— start of Dataset records —

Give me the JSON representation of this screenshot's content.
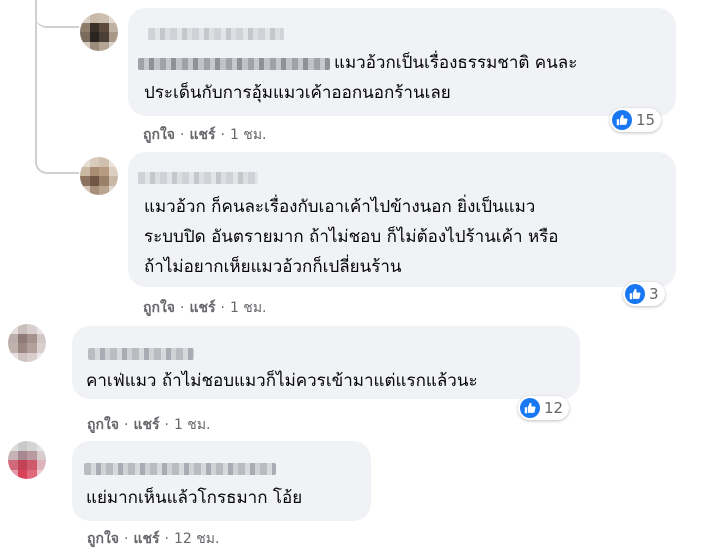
{
  "comments": [
    {
      "text_lines": [
        "แมวอ้วกเป็นเรื่องธรรมชาติ คนละ",
        "ประเด็นกับการอุ้มแมวเค้าออกนอกร้านเลย"
      ],
      "like_label": "ถูกใจ",
      "reply_label": "แชร์",
      "time": "1 ชม.",
      "reaction_count": "15"
    },
    {
      "text_lines": [
        "แมวอ้วก ก็คนละเรื่องกับเอาเค้าไปข้างนอก ยิ่งเป็นแมว",
        "ระบบปิด อันตรายมาก ถ้าไม่ชอบ ก็ไม่ต้องไปร้านเค้า หรือ",
        "ถ้าไม่อยากเห็ยแมวอ้วกก็เปลี่ยนร้าน"
      ],
      "like_label": "ถูกใจ",
      "reply_label": "แชร์",
      "time": "1 ชม.",
      "reaction_count": "3"
    },
    {
      "text_lines": [
        "คาเฟ่แมว ถ้าไม่ชอบแมวก็ไม่ควรเข้ามาแต่แรกแล้วนะ"
      ],
      "like_label": "ถูกใจ",
      "reply_label": "แชร์",
      "time": "1 ชม.",
      "reaction_count": "12"
    },
    {
      "text_lines": [
        "แย่มากเห็นแล้วโกรธมาก โอ้ย"
      ],
      "like_label": "ถูกใจ",
      "reply_label": "แชร์",
      "time": "12 ชม.",
      "reaction_count": ""
    }
  ],
  "separator": "·",
  "reaction_icon": "like-icon",
  "colors": {
    "accent": "#1877f2",
    "bubble": "#f0f2f5",
    "meta": "#65676b",
    "text": "#050505"
  }
}
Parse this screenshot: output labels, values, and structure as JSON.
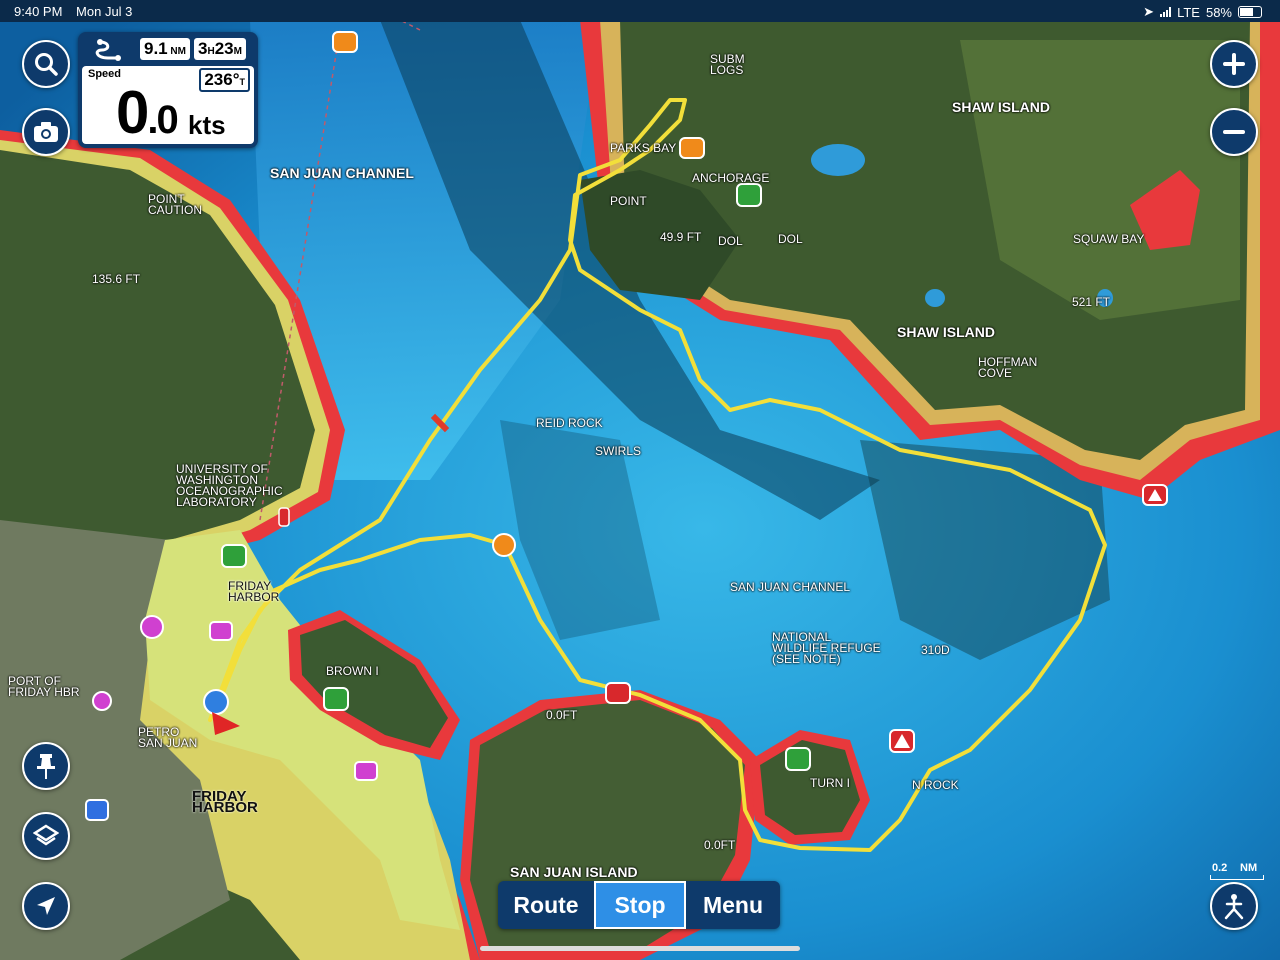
{
  "status_bar": {
    "time": "9:40 PM",
    "date": "Mon Jul 3",
    "network": "LTE",
    "battery": "58%"
  },
  "instrument": {
    "distance_value": "9.1",
    "distance_unit": "NM",
    "eta_hours": "3",
    "eta_h_unit": "H",
    "eta_minutes": "23",
    "eta_m_unit": "M",
    "speed_label": "Speed",
    "speed_int": "0",
    "speed_dec": ".0",
    "speed_unit": "kts",
    "heading": "236°",
    "heading_ref": "T"
  },
  "buttons": {
    "search": "search-icon",
    "camera": "camera-icon",
    "zoom_in": "plus-icon",
    "zoom_out": "minus-icon",
    "pin": "pin-icon",
    "layers": "layers-icon",
    "locate": "navigation-arrow-icon",
    "autopilot": "anchor-person-icon"
  },
  "bottom_bar": {
    "route": "Route",
    "stop": "Stop",
    "menu": "Menu"
  },
  "scale": {
    "value": "0.2",
    "unit": "NM"
  },
  "map_labels": [
    {
      "id": "san-juan-channel-n",
      "text": "SAN JUAN CHANNEL",
      "cls": "big"
    },
    {
      "id": "shaw-island-1",
      "text": "SHAW ISLAND",
      "cls": "big"
    },
    {
      "id": "shaw-island-2",
      "text": "SHAW ISLAND",
      "cls": "big"
    },
    {
      "id": "parks-bay",
      "text": "PARKS BAY",
      "cls": ""
    },
    {
      "id": "anchorage",
      "text": "ANCHORAGE",
      "cls": ""
    },
    {
      "id": "point",
      "text": "POINT",
      "cls": ""
    },
    {
      "id": "squaw-bay",
      "text": "SQUAW BAY",
      "cls": ""
    },
    {
      "id": "hoffman-cove",
      "text": "HOFFMAN\nCOVE",
      "cls": ""
    },
    {
      "id": "point-caution",
      "text": "POINT\nCAUTION",
      "cls": ""
    },
    {
      "id": "uw-lab",
      "text": "UNIVERSITY OF\nWASHINGTON\nOCEANOGRAPHIC\nLABORATORY",
      "cls": ""
    },
    {
      "id": "friday-harbor-small",
      "text": "FRIDAY\nHARBOR",
      "cls": "dark"
    },
    {
      "id": "port-friday",
      "text": "PORT OF\nFRIDAY HBR",
      "cls": ""
    },
    {
      "id": "petro",
      "text": "PETRO\nSAN JUAN",
      "cls": ""
    },
    {
      "id": "friday-harbor-town",
      "text": "FRIDAY\nHARBOR",
      "cls": "town"
    },
    {
      "id": "brown-i",
      "text": "BROWN I",
      "cls": ""
    },
    {
      "id": "reid-rock",
      "text": "REID ROCK",
      "cls": ""
    },
    {
      "id": "swirls",
      "text": "SWIRLS",
      "cls": ""
    },
    {
      "id": "san-juan-channel-s",
      "text": "SAN JUAN CHANNEL",
      "cls": ""
    },
    {
      "id": "national-wildlife",
      "text": "NATIONAL\nWILDLIFE REFUGE\n(SEE NOTE)",
      "cls": ""
    },
    {
      "id": "turn-i",
      "text": "TURN I",
      "cls": ""
    },
    {
      "id": "turn-rock",
      "text": "N ROCK",
      "cls": ""
    },
    {
      "id": "san-juan-island",
      "text": "SAN JUAN ISLAND",
      "cls": "big"
    },
    {
      "id": "subm-logs",
      "text": "SUBM\nLOGS",
      "cls": ""
    },
    {
      "id": "depth-1",
      "text": "49.9 FT",
      "cls": ""
    },
    {
      "id": "depth-2",
      "text": "521 FT",
      "cls": ""
    },
    {
      "id": "depth-3",
      "text": "135.6 FT",
      "cls": ""
    },
    {
      "id": "depth-4",
      "text": "310D",
      "cls": ""
    },
    {
      "id": "depth-5",
      "text": "0.0FT",
      "cls": ""
    },
    {
      "id": "depth-6",
      "text": "0.0FT",
      "cls": ""
    },
    {
      "id": "dol-1",
      "text": "DOL",
      "cls": ""
    },
    {
      "id": "dol-2",
      "text": "DOL",
      "cls": ""
    }
  ]
}
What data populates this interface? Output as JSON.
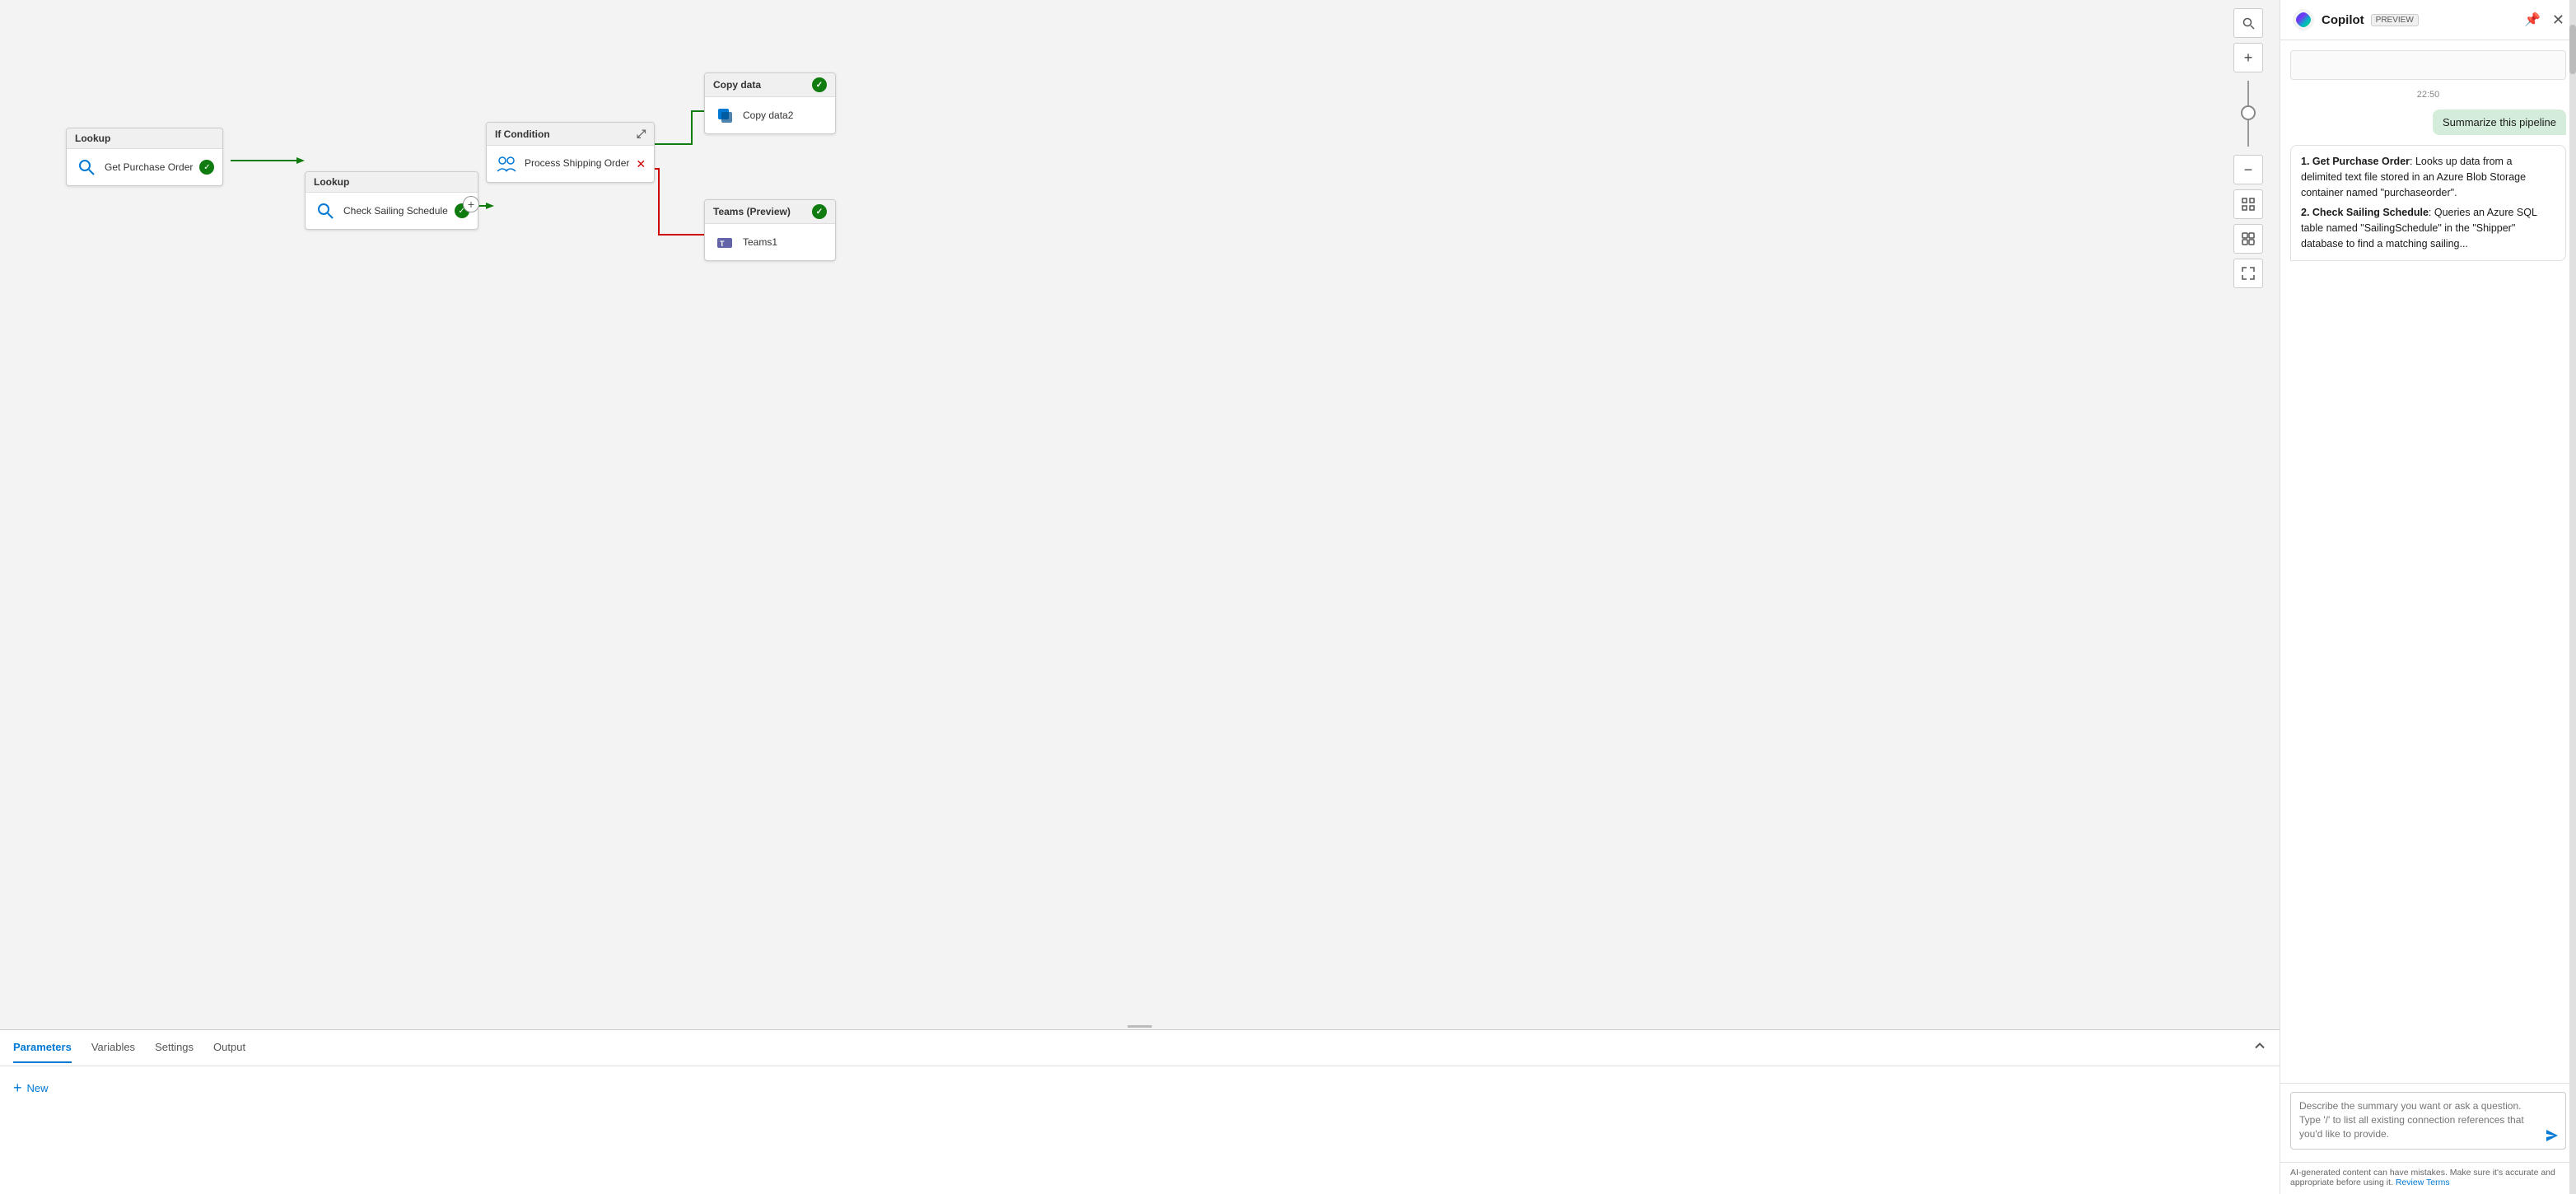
{
  "copilot": {
    "title": "Copilot",
    "preview": "PREVIEW",
    "timestamp": "22:50",
    "user_message": "Summarize this pipeline",
    "bot_message_items": [
      {
        "number": "1",
        "name": "Get Purchase Order",
        "description": ": Looks up data from a delimited text file stored in an Azure Blob Storage container named \"purchaseorder\"."
      },
      {
        "number": "2",
        "name": "Check Sailing Schedule",
        "description": ": Queries an Azure SQL table named \"SailingSchedule\" in the \"Shipper\" database to find a matching sailing..."
      }
    ],
    "input_placeholder_line1": "Describe the summary you want or ask a question.",
    "input_placeholder_line2": "Type '/' to list all existing connection references that you'd like to provide.",
    "footer_text": "AI-generated content can have mistakes. Make sure it's accurate and appropriate before using it.",
    "footer_link": "Review Terms"
  },
  "pipeline": {
    "nodes": {
      "lookup1": {
        "header": "Lookup",
        "body": "Get Purchase Order"
      },
      "lookup2": {
        "header": "Lookup",
        "body": "Check Sailing Schedule"
      },
      "if_condition": {
        "header": "If Condition",
        "body": ""
      },
      "process": {
        "header": "",
        "body": "Process Shipping Order"
      },
      "copy_data": {
        "header": "Copy data",
        "body": "Copy data2"
      },
      "teams": {
        "header": "Teams (Preview)",
        "body": "Teams1"
      }
    }
  },
  "bottom_panel": {
    "tabs": [
      "Parameters",
      "Variables",
      "Settings",
      "Output"
    ],
    "active_tab": "Parameters",
    "new_button": "New"
  },
  "toolbar": {
    "zoom_in": "+",
    "zoom_out": "−",
    "search": "🔍",
    "fit": "⊞",
    "expand": "⤢"
  }
}
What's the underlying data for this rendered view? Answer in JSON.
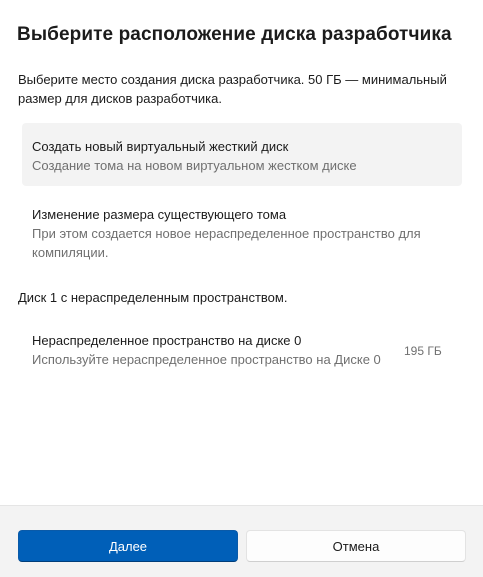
{
  "dialog": {
    "title": "Выберите расположение диска разработчика",
    "description": "Выберите место создания диска разработчика. 50 ГБ — минимальный размер для дисков разработчика."
  },
  "options": [
    {
      "title": "Создать новый виртуальный жесткий диск",
      "subtitle": "Создание тома на новом виртуальном жестком диске",
      "selected": true
    },
    {
      "title": "Изменение размера существующего тома",
      "subtitle": "При этом создается новое нераспределенное пространство для компиляции.",
      "selected": false
    }
  ],
  "disk": {
    "heading": "Диск 1 с нераспределенным пространством.",
    "item": {
      "title": "Нераспределенное пространство на диске 0",
      "subtitle": "Используйте нераспределенное пространство на Диске 0",
      "size": "195 ГБ"
    }
  },
  "footer": {
    "next_label": "Далее",
    "cancel_label": "Отмена"
  },
  "colors": {
    "accent": "#005fb8",
    "selected_bg": "#f3f3f3",
    "secondary_text": "#707070"
  }
}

— end of Dataset records —

**Exercise instructions:**
Filter the data for the string "тома" and copy every line that has it.

**Answer to this problem:**
      "subtitle": "Создание тома на новом виртуальном жестком диске",
      "title": "Изменение размера существующего тома",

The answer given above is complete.